- Provided information
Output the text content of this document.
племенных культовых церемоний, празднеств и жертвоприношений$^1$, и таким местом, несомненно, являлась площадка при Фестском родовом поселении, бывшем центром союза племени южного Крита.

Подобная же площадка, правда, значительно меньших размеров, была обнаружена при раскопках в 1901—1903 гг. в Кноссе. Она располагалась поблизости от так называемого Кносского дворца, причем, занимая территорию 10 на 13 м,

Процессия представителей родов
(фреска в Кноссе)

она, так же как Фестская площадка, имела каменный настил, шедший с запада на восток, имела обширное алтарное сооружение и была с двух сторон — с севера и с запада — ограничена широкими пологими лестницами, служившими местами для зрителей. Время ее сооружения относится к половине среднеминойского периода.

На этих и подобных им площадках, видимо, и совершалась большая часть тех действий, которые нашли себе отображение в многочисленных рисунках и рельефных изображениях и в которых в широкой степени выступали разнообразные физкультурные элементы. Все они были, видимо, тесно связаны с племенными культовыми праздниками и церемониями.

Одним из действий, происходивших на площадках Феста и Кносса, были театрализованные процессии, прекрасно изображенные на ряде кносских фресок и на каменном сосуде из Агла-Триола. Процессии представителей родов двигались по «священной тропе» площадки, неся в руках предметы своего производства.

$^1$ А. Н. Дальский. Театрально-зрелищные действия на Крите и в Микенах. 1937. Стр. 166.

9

- Aim
Check each line of the listing above for the string "представителей", then report only how many lines have it.

- Task output
2